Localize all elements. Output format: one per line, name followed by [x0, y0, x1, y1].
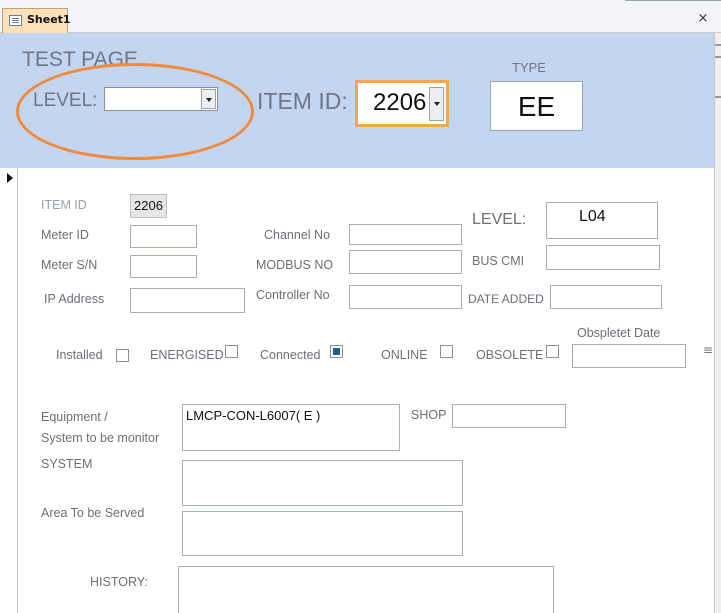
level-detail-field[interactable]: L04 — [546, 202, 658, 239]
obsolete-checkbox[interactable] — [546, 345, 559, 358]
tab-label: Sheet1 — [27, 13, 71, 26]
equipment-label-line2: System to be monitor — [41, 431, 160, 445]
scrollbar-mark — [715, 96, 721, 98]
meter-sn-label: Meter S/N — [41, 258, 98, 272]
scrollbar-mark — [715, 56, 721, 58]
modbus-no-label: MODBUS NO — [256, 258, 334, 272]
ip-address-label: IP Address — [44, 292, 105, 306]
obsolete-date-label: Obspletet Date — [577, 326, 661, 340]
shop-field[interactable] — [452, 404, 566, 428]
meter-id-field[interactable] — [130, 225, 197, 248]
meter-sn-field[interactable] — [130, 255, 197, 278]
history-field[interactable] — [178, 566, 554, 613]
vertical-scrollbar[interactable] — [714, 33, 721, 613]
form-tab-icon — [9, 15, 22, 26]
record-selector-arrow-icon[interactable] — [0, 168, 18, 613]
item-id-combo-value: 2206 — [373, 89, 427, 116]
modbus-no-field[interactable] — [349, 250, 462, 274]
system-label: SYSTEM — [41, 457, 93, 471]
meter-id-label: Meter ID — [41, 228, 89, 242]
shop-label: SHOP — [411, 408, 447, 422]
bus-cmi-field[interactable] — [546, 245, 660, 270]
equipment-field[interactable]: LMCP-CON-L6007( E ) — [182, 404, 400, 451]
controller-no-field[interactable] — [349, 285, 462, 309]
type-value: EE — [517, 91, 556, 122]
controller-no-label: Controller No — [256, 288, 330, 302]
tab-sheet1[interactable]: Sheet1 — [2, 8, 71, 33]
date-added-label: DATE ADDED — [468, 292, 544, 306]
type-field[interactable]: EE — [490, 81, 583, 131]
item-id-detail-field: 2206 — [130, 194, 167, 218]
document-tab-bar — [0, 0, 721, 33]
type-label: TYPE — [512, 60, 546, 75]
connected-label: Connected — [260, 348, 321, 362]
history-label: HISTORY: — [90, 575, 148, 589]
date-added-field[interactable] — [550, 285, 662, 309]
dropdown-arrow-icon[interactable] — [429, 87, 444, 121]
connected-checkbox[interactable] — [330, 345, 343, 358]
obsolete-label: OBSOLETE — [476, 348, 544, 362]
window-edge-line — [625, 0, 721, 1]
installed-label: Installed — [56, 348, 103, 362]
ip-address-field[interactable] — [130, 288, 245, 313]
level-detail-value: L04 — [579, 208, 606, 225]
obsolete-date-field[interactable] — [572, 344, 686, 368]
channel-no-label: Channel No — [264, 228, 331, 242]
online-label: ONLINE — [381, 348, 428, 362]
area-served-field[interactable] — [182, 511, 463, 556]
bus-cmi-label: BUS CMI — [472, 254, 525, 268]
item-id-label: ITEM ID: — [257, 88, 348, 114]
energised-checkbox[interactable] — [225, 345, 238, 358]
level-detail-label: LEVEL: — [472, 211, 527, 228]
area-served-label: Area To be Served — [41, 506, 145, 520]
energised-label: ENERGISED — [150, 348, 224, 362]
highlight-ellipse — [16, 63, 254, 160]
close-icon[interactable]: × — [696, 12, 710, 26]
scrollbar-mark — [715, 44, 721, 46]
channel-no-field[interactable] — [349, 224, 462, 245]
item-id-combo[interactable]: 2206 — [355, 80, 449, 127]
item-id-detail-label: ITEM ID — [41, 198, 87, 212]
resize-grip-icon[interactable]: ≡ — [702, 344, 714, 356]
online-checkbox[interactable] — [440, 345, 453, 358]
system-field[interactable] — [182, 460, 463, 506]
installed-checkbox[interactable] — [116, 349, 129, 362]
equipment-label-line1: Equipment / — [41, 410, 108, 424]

--

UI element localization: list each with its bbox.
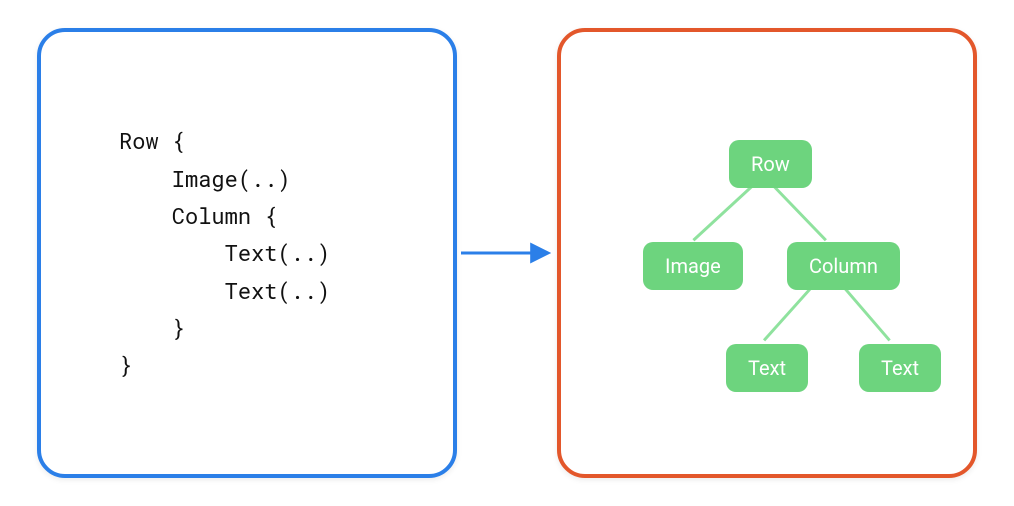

## WHAT TO WORK ON
Update the listing from the line with "Localize all elements." up to and including the line with "tab-label: Sheet1 — [27, 13, 71, 26]" by putting "Required format" in place of "Output format" and keeping everything else unchanged. Omit the pictures from your answer.

## REPLY
Localize all elements. Required format: one per line, name followed by [x0, y0, x1, y1].
level-detail-field[interactable]: L04 — [546, 202, 658, 239]
obsolete-checkbox[interactable] — [546, 345, 559, 358]
tab-label: Sheet1 — [27, 13, 71, 26]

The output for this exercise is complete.